Material provided:
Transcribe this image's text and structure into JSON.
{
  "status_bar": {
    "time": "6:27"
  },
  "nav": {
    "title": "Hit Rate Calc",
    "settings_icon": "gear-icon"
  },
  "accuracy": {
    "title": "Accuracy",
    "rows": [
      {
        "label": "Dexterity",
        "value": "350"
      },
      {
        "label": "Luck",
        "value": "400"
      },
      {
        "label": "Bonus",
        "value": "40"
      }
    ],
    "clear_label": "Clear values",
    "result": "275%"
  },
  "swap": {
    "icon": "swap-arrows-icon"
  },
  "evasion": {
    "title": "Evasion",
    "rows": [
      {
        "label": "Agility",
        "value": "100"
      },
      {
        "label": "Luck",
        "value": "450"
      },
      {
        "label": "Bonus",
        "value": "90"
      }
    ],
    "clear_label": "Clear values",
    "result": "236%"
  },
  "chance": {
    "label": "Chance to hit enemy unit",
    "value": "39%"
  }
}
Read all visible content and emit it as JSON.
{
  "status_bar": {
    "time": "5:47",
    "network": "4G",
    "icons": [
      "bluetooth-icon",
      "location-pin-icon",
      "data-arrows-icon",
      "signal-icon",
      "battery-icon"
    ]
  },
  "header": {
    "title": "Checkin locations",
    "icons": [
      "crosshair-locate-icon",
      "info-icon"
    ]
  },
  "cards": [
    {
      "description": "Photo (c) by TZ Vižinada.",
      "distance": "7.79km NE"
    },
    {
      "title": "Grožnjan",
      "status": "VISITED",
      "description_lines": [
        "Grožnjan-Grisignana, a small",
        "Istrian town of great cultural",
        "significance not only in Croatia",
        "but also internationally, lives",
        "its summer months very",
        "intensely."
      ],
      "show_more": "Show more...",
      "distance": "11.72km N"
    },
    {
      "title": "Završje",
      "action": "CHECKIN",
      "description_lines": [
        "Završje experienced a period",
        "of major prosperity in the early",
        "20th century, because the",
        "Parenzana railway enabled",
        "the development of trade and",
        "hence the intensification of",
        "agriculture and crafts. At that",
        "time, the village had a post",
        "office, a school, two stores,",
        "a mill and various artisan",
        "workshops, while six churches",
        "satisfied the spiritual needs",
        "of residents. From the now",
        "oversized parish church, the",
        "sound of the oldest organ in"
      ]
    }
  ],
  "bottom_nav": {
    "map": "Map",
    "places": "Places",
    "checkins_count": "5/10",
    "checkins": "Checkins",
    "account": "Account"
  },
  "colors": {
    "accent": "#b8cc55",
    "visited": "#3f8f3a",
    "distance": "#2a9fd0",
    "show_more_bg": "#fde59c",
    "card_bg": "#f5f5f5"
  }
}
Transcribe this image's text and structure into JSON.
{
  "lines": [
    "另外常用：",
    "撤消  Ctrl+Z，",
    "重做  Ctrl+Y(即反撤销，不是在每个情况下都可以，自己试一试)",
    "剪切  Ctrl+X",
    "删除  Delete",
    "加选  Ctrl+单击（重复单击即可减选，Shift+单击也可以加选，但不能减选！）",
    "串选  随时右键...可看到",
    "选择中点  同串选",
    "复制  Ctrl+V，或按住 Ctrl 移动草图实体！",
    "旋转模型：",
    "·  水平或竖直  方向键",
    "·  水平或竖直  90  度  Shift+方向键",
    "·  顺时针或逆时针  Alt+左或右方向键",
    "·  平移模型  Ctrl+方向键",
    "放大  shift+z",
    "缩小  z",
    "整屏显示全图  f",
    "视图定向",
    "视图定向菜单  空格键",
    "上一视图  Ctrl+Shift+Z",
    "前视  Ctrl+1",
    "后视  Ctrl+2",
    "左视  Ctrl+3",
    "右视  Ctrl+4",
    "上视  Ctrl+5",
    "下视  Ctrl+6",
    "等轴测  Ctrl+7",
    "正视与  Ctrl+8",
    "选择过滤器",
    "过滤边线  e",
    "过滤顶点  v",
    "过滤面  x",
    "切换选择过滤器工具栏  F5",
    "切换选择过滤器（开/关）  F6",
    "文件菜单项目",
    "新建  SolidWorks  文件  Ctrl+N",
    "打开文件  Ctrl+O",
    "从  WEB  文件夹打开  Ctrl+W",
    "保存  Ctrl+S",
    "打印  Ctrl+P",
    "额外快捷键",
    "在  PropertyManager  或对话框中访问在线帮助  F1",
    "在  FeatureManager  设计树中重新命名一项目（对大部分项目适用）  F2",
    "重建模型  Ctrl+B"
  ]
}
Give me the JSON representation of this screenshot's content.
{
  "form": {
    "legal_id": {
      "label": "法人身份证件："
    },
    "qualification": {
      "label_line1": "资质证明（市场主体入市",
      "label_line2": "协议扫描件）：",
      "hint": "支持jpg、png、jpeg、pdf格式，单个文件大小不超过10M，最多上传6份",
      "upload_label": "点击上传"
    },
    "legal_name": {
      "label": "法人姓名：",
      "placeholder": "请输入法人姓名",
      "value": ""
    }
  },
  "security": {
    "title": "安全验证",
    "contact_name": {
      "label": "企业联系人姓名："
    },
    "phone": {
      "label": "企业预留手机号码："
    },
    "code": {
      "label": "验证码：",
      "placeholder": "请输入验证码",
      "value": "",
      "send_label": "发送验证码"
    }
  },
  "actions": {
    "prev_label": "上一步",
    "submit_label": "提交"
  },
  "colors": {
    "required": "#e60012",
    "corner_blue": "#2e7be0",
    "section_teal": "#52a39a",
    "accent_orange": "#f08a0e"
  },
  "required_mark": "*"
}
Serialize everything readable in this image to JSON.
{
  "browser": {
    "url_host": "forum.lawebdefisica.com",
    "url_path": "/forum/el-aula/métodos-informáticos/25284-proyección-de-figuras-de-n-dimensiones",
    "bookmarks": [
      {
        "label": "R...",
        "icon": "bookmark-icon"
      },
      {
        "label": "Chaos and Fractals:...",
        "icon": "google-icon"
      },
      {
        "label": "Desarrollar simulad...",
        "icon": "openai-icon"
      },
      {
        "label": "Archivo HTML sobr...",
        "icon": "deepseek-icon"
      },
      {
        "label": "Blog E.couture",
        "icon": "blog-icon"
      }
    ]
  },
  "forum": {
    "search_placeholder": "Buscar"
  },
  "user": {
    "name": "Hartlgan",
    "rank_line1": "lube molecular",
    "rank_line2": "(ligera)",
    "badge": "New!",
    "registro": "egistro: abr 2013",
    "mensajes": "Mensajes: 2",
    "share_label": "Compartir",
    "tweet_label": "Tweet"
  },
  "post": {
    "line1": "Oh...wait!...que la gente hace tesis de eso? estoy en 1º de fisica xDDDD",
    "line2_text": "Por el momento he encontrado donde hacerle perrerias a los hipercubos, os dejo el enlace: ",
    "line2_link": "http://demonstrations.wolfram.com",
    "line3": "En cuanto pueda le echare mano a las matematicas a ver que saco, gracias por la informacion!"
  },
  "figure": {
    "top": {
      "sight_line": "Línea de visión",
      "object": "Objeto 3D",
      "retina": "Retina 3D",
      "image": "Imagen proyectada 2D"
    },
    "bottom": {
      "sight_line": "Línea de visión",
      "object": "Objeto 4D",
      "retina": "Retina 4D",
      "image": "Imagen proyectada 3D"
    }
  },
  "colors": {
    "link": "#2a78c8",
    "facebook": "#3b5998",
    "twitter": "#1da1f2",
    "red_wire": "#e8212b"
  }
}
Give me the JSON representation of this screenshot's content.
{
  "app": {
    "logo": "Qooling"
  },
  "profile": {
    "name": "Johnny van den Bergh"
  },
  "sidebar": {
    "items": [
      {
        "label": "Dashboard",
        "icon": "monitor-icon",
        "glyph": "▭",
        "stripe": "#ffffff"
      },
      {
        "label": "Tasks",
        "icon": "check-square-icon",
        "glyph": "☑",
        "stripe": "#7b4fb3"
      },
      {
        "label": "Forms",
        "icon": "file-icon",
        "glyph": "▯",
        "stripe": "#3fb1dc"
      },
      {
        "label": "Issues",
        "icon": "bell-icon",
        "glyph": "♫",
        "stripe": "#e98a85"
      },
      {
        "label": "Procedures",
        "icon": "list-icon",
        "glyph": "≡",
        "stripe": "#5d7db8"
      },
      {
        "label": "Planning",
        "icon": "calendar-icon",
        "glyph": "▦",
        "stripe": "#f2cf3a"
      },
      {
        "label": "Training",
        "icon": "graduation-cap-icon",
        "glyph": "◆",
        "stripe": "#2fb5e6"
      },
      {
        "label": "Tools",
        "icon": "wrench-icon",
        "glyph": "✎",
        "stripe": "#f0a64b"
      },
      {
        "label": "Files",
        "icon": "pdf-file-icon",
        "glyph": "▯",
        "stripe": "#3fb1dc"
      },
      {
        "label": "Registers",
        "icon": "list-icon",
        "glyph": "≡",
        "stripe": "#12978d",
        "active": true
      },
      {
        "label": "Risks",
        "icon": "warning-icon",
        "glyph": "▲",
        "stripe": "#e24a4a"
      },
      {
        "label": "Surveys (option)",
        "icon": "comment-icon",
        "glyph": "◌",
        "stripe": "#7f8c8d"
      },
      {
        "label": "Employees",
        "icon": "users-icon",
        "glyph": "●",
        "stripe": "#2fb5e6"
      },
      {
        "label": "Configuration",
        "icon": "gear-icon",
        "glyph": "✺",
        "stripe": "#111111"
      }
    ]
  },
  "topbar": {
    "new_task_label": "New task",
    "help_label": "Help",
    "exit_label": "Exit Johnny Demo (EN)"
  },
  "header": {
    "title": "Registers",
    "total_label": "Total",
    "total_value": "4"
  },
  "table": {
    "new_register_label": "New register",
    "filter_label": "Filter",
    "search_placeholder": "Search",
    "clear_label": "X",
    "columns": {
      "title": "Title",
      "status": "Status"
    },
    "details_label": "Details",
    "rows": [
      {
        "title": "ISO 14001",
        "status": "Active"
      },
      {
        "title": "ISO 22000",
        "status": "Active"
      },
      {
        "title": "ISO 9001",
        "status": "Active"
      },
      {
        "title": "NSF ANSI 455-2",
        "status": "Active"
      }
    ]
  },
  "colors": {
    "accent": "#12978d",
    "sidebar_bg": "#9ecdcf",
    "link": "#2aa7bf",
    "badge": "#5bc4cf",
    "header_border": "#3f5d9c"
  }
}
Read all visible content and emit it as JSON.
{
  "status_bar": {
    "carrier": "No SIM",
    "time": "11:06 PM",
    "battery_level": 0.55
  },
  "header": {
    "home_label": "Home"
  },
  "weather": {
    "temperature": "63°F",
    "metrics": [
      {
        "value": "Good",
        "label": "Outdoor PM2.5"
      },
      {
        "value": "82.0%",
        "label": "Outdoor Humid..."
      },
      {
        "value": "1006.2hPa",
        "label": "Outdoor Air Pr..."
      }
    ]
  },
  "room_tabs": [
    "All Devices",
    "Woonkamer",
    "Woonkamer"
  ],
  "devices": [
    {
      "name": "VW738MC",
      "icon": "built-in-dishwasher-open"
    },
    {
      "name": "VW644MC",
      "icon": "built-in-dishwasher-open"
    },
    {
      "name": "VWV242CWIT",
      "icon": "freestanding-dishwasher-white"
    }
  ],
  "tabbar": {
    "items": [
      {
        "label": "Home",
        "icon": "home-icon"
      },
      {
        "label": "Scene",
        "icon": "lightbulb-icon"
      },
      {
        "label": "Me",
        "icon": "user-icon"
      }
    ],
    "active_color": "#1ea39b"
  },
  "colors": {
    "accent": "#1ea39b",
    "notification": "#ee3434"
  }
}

Requirements: Find how many lines in the listing hold "Imagen", and reply with that number only.

Response: 2